▶ Extracted material:
* START *

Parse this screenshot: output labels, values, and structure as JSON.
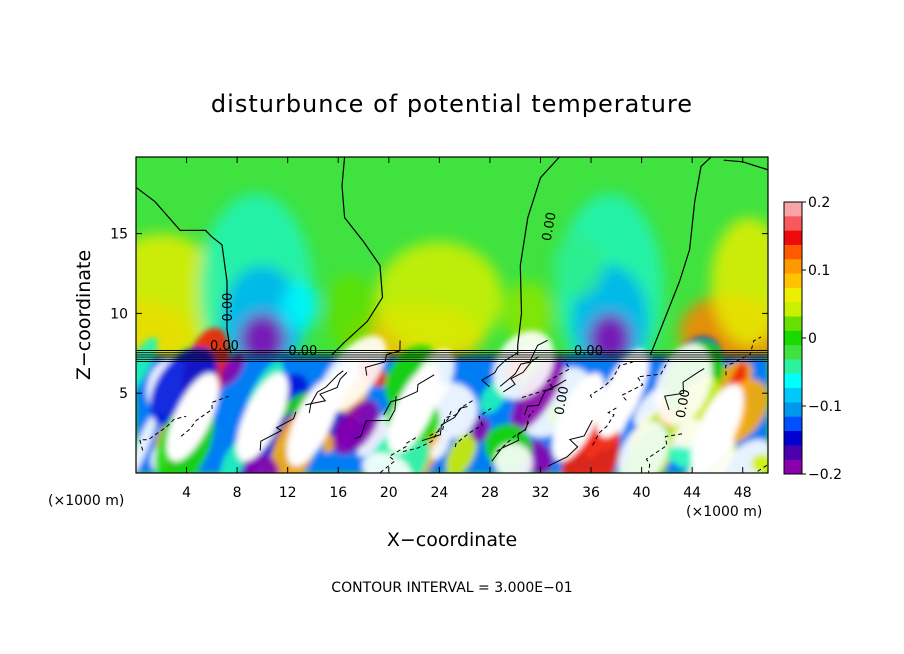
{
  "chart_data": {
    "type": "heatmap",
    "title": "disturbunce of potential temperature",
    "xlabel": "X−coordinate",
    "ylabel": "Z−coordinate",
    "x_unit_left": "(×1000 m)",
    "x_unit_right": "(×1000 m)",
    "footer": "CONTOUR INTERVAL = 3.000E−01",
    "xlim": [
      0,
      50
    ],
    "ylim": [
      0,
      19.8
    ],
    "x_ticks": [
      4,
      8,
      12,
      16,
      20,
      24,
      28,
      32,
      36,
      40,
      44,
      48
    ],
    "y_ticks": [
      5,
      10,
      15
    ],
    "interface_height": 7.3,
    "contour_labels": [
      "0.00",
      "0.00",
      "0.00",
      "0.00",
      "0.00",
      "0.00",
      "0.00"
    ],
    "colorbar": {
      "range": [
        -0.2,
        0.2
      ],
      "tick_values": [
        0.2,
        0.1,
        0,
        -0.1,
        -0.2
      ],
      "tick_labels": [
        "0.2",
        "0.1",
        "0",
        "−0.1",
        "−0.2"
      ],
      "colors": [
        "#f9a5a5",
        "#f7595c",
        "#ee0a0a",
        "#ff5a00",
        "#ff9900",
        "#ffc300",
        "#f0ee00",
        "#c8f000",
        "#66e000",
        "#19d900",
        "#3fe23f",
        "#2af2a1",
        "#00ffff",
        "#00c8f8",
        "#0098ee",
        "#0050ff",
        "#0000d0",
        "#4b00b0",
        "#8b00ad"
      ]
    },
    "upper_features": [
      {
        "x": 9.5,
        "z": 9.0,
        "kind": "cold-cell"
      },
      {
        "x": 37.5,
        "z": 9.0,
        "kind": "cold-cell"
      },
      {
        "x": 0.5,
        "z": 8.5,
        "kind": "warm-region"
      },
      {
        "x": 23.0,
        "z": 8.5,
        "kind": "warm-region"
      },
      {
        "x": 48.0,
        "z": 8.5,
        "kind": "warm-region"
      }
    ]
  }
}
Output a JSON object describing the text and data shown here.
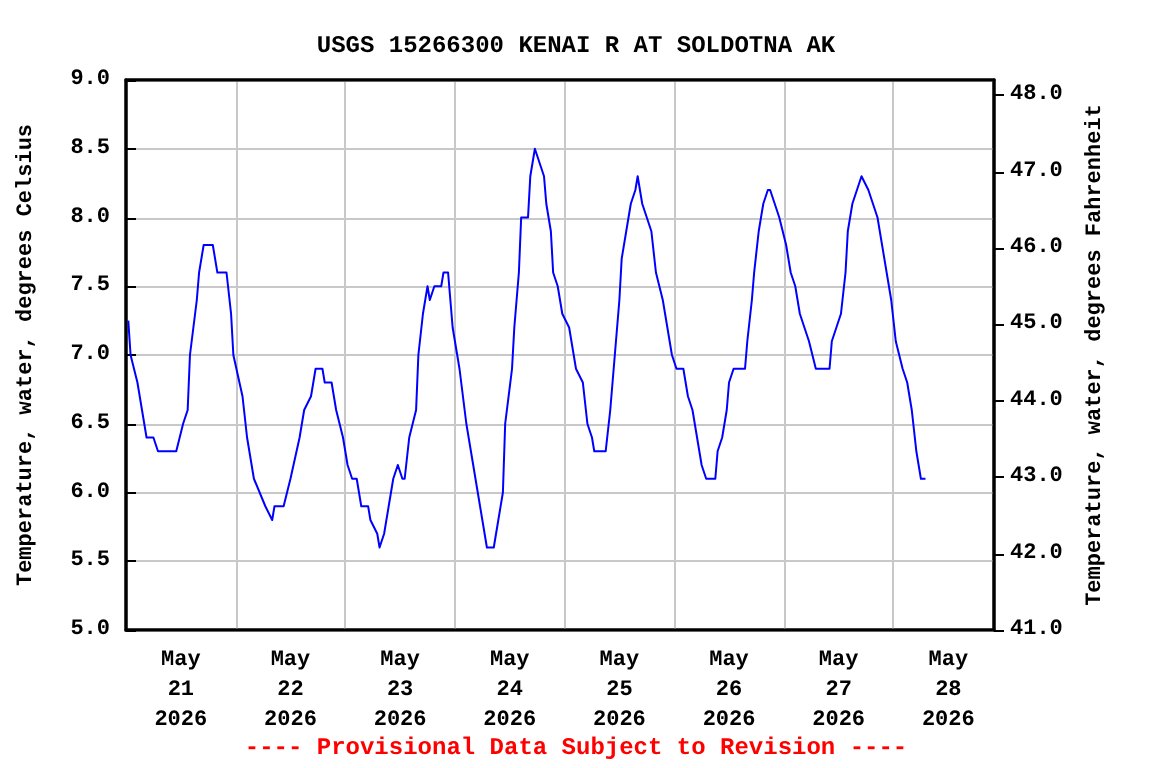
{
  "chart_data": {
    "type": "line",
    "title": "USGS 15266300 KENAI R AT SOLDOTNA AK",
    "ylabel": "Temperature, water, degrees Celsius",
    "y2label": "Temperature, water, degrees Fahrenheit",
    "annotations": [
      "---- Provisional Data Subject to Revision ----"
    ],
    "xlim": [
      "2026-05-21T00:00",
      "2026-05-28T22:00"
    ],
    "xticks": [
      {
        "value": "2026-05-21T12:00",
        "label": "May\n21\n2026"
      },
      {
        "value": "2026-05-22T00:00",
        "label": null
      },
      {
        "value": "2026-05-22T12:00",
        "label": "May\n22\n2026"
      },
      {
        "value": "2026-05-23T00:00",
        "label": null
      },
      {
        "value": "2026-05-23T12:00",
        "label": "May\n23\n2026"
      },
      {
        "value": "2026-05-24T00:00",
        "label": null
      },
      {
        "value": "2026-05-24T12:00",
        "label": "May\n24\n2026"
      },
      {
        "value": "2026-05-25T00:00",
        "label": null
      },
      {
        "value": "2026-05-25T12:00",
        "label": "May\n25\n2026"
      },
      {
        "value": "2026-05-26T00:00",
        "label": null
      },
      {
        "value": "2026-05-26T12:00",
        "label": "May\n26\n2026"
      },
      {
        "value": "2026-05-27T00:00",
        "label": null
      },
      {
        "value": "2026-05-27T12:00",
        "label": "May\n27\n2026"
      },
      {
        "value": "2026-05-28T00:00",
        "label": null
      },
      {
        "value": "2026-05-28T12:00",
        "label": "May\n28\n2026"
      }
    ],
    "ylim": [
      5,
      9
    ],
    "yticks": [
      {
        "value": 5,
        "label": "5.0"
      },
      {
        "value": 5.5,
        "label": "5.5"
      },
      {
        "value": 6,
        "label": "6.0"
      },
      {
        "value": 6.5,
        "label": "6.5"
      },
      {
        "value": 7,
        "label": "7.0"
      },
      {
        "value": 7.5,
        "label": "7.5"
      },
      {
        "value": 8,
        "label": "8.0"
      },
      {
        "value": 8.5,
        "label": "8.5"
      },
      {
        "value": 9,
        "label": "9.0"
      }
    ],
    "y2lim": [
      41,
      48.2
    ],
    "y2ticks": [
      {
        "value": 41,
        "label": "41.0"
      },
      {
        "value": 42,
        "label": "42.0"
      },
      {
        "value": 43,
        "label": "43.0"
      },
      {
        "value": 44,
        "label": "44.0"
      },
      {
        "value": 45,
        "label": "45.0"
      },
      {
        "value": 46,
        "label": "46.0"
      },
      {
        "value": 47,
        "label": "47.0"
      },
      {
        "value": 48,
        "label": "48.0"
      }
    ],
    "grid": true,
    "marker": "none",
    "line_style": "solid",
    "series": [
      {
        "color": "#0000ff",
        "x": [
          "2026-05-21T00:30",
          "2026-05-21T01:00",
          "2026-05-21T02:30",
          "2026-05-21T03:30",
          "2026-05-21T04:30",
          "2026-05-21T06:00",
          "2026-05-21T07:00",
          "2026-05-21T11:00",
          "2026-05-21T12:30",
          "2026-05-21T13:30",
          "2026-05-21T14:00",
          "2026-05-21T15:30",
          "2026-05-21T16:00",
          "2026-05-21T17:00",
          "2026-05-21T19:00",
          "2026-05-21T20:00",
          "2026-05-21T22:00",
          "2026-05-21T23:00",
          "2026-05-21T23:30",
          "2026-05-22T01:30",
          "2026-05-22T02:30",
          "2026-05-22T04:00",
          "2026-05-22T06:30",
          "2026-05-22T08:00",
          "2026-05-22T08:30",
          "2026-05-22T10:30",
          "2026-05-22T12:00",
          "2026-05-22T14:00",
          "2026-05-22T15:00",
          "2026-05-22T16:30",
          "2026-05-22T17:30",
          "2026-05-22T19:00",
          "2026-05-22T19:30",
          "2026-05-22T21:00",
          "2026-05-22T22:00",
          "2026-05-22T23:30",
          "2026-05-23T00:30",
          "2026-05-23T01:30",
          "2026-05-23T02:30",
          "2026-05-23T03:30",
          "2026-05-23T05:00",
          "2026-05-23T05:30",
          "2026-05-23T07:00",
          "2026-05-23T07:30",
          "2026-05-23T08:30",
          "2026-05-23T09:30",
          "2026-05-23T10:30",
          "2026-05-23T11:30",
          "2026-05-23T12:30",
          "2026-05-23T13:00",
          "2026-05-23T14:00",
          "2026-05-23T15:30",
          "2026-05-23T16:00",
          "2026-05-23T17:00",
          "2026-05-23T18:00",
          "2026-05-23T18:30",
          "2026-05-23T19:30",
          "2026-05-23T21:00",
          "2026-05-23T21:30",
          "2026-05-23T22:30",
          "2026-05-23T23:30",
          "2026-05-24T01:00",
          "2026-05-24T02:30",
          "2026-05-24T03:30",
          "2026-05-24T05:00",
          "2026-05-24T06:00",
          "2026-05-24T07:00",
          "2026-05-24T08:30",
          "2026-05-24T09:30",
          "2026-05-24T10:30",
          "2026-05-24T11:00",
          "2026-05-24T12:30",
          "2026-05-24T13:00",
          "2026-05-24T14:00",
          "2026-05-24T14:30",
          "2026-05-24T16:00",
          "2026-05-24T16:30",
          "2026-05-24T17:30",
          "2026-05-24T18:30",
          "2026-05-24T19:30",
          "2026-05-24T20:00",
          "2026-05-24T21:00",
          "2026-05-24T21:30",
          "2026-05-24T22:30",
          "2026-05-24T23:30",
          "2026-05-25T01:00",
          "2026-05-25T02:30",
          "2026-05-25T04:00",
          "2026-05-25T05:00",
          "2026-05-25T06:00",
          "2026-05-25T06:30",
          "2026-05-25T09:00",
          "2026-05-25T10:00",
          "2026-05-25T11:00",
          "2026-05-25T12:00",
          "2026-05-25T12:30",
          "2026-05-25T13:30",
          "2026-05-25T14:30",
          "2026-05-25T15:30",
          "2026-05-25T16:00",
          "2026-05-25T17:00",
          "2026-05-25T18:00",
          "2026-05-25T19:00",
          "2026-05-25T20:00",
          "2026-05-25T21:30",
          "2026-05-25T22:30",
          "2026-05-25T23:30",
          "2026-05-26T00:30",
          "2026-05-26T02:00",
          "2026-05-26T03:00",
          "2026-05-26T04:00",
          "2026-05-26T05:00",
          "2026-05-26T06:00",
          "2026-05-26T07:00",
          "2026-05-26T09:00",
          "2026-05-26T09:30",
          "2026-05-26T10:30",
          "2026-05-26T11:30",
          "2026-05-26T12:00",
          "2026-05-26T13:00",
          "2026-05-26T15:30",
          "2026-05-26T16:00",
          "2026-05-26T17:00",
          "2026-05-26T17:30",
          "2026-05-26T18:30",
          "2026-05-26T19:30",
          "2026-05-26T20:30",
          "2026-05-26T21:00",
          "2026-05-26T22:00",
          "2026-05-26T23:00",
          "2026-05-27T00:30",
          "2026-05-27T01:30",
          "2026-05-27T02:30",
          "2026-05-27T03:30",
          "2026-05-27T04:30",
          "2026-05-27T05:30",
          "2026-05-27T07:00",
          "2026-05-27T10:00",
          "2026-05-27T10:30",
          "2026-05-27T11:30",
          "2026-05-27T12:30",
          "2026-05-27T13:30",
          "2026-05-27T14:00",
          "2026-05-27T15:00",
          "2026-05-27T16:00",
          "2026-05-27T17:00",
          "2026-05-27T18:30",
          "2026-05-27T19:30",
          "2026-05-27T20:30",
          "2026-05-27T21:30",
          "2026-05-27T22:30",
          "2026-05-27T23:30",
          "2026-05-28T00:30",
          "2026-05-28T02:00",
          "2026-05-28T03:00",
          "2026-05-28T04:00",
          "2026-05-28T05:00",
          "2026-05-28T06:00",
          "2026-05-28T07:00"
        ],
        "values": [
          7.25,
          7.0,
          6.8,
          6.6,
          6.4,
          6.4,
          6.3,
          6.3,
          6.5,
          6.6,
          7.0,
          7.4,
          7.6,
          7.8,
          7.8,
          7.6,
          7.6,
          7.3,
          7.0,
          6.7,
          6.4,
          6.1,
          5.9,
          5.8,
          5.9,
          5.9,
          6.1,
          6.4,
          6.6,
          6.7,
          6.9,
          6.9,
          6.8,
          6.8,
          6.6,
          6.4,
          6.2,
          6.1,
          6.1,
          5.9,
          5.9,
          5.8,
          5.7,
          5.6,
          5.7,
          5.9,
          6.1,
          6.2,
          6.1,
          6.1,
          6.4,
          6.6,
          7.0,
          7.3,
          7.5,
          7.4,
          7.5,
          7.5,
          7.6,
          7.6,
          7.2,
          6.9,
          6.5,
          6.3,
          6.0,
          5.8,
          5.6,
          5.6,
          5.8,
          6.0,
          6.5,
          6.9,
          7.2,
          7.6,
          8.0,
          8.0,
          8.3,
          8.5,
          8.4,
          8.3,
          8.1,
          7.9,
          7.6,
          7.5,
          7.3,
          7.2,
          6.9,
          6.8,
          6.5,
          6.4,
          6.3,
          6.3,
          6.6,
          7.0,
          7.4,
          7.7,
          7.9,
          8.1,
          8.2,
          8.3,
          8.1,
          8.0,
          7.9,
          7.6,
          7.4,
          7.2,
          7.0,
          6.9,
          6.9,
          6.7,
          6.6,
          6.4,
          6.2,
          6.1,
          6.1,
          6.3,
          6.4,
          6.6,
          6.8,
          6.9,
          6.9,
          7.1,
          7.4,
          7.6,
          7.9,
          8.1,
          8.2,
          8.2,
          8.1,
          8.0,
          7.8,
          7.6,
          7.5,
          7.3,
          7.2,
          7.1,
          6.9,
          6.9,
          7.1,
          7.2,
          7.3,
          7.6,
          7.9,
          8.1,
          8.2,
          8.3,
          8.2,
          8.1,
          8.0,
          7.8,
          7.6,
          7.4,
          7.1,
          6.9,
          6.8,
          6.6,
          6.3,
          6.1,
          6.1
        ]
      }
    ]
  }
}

* END *

▶ Problem requirements: Copy out every line of the listing that contains the string "JSON".

▶ Answer for the task:
Parse this screenshot: output labels, values, and structure as JSON.
Output a JSON object describing the text and data shown here.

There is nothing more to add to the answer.